Records contained in a dataset:
** Begin **

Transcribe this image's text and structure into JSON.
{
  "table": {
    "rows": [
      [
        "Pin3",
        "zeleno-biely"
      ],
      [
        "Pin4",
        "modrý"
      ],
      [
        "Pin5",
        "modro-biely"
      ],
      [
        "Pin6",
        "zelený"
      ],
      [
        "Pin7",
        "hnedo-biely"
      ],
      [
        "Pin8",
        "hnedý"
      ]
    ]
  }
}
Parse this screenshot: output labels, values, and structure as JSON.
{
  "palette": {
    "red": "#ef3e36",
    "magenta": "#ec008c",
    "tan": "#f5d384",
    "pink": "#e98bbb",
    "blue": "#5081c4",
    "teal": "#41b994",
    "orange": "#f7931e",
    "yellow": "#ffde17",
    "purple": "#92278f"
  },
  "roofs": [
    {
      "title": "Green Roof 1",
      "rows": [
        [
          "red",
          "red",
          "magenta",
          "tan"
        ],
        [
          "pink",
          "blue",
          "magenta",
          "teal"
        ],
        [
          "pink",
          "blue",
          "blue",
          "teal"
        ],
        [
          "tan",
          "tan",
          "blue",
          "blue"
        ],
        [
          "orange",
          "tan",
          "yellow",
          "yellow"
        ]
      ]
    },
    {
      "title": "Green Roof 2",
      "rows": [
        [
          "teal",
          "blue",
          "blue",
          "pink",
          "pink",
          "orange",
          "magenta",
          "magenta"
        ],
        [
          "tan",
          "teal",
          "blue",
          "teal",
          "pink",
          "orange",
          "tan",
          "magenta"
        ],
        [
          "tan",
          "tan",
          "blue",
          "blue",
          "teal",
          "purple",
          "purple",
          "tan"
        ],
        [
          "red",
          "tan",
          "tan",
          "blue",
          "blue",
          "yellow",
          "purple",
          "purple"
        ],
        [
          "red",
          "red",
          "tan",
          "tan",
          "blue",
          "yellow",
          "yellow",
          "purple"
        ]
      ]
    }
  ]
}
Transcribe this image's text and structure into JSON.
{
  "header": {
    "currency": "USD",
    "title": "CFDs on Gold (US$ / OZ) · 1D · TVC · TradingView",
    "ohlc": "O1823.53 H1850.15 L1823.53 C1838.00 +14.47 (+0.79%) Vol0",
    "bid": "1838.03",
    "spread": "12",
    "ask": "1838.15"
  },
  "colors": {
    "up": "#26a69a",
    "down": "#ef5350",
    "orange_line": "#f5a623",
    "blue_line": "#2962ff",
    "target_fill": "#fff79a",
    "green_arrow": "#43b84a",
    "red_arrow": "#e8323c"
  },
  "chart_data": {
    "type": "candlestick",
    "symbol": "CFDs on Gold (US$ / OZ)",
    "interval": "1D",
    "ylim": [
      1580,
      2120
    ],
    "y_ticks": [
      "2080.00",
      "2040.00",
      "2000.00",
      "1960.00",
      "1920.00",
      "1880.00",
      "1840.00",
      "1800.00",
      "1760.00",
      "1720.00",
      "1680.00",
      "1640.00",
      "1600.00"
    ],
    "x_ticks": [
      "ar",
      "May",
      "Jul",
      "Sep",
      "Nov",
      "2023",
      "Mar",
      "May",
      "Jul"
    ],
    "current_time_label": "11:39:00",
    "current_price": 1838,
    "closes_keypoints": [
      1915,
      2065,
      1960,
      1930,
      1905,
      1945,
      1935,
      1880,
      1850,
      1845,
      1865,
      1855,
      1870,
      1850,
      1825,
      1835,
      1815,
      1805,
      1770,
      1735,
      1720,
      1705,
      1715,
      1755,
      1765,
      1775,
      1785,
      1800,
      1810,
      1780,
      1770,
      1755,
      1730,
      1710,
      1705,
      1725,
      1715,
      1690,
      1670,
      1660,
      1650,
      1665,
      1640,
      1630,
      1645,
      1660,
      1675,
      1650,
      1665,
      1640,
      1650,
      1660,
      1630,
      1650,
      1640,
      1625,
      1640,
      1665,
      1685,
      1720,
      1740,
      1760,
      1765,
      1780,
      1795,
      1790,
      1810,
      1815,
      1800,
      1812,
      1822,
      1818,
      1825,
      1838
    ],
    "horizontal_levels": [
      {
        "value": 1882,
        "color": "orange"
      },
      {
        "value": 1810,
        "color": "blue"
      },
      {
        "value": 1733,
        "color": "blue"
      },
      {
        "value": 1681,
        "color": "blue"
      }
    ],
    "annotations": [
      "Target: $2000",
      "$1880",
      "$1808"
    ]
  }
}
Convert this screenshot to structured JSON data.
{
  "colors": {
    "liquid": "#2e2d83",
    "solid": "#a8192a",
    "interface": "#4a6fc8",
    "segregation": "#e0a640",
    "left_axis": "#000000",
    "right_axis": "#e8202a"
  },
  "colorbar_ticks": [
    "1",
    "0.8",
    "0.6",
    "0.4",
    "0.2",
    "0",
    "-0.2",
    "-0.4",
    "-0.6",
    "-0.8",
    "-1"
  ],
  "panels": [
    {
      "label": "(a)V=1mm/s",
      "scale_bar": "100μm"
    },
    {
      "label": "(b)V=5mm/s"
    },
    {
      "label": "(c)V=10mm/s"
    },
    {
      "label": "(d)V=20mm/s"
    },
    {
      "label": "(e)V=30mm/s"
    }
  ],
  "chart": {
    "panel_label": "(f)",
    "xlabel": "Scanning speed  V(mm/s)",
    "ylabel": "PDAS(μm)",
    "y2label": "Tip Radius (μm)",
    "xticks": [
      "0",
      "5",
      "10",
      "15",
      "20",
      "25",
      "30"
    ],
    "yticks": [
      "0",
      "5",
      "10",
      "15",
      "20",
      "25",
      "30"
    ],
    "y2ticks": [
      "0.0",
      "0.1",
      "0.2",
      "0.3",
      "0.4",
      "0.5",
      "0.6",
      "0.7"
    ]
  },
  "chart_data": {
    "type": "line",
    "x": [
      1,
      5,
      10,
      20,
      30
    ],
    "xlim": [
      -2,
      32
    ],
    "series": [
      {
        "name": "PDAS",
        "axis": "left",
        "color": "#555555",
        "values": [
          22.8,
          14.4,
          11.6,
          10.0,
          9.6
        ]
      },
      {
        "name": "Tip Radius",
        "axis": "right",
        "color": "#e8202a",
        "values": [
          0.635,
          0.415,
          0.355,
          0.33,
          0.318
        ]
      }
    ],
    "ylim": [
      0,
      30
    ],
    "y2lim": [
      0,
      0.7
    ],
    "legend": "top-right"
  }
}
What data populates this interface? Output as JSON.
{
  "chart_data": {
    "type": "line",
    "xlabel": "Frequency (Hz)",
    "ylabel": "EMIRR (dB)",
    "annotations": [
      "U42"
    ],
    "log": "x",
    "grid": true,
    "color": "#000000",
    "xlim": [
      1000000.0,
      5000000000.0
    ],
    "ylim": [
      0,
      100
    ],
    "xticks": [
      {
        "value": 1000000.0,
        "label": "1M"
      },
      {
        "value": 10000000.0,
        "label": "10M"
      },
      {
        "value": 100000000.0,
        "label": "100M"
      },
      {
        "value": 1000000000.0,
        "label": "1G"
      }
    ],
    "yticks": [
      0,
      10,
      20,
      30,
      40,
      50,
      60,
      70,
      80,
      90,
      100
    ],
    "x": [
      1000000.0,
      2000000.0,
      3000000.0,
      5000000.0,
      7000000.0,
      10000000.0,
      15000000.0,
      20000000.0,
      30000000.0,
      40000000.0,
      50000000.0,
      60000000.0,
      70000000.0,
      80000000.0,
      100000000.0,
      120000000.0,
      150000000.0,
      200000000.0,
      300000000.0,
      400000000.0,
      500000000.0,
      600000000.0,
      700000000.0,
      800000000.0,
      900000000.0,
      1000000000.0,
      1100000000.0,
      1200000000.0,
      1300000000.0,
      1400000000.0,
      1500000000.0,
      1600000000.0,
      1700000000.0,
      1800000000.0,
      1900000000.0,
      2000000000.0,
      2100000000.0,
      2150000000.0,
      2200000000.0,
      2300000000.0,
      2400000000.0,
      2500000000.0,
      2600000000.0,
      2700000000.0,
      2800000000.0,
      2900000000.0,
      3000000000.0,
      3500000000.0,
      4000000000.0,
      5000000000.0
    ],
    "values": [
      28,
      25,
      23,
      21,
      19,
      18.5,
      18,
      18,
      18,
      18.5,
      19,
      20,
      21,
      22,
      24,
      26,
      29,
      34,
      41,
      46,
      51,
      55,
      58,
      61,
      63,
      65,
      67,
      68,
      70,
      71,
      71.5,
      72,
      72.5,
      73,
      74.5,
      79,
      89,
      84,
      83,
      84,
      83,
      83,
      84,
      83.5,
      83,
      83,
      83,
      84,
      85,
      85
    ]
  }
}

** End **

» Task directions
Collect each line above holding the string "this".

» The reply
Transcribe this image's text and structure into JSON.
Parse this screenshot: output labels, values, and structure as JSON.
Transcribe this image's text and structure into JSON.
Convert this screenshot to structured JSON data.
What data populates this interface? Output as JSON.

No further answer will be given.